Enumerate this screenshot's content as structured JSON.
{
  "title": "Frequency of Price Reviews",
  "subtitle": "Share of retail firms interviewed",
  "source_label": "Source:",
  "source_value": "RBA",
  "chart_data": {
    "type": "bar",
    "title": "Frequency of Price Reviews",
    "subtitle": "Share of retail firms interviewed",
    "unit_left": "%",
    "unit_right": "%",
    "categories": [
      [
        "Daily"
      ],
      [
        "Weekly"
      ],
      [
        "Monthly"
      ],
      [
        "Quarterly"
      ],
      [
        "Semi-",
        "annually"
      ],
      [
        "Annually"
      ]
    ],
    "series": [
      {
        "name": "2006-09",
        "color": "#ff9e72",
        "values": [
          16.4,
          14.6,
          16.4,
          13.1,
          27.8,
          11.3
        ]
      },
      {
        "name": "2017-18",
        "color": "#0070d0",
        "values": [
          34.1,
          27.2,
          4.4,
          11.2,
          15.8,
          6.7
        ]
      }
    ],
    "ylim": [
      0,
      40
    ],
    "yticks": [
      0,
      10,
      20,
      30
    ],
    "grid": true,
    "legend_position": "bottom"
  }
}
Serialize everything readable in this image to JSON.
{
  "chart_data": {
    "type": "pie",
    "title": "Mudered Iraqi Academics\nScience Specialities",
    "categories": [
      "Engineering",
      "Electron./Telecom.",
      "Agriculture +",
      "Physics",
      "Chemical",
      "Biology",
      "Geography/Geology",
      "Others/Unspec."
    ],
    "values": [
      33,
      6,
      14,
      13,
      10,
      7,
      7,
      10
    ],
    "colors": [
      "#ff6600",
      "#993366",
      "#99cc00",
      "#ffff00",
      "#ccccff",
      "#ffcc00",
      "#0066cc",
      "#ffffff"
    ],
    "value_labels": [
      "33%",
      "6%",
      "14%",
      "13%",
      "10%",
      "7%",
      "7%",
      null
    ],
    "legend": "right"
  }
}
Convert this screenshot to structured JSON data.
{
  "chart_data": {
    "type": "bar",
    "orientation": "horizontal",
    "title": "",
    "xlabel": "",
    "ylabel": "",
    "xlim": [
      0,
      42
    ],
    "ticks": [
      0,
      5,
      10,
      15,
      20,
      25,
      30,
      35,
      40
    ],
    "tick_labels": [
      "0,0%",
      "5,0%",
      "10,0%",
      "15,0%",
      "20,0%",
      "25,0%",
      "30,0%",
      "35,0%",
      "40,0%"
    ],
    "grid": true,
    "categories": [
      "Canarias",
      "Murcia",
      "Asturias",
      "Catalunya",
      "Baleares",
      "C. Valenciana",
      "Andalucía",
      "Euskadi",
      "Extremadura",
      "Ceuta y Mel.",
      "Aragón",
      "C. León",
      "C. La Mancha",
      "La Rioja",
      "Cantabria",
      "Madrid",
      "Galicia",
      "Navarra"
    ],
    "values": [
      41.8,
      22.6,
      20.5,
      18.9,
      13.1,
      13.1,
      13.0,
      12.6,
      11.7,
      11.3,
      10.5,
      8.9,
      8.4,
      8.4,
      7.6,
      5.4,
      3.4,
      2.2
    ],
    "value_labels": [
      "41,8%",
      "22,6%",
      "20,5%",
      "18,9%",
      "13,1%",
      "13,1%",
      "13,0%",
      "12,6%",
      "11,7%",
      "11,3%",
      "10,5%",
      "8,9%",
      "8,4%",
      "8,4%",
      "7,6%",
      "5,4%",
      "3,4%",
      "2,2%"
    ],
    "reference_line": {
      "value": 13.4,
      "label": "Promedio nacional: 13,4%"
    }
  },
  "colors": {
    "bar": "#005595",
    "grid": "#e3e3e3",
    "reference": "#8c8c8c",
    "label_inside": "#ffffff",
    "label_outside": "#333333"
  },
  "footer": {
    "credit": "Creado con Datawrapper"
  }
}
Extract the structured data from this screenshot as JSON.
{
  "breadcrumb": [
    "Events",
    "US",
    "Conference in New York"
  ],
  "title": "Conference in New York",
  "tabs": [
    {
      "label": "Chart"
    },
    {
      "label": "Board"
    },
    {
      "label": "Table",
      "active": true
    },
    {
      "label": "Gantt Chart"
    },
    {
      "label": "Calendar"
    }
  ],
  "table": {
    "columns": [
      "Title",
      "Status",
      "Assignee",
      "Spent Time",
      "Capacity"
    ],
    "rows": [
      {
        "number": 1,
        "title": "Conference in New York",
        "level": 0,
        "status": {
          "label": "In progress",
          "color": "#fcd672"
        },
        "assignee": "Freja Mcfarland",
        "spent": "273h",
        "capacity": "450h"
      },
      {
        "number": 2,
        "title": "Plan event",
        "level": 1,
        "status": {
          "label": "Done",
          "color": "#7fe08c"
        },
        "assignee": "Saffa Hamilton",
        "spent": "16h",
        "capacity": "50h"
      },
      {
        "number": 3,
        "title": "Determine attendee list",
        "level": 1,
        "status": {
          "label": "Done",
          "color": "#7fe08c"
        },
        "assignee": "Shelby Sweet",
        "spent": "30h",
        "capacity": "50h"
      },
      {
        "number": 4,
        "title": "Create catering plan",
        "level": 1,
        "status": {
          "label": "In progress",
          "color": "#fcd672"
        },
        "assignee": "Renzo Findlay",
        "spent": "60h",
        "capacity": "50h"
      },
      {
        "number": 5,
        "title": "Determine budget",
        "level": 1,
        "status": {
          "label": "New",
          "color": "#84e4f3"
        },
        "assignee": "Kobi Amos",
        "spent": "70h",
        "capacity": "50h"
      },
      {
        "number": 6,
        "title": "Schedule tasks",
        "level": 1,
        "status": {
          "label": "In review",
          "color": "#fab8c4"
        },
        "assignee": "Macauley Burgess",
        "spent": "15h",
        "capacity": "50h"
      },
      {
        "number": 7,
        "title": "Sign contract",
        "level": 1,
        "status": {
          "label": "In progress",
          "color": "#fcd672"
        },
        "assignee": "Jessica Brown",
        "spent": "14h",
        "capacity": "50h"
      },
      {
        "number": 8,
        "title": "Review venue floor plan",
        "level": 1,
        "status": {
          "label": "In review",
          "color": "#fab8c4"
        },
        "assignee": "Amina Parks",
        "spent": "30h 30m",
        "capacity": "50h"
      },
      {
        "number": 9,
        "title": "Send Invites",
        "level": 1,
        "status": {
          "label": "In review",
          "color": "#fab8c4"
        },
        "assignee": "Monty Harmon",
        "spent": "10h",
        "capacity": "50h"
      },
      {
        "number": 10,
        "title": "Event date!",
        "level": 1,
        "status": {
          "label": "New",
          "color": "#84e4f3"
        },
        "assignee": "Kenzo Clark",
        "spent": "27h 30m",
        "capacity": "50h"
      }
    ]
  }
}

● ● ● ● ●

What to produce →
Copy out every line from the records that has the word "Reviews".

The reply →
  "title": "Frequency of Price Reviews",
    "title": "Frequency of Price Reviews",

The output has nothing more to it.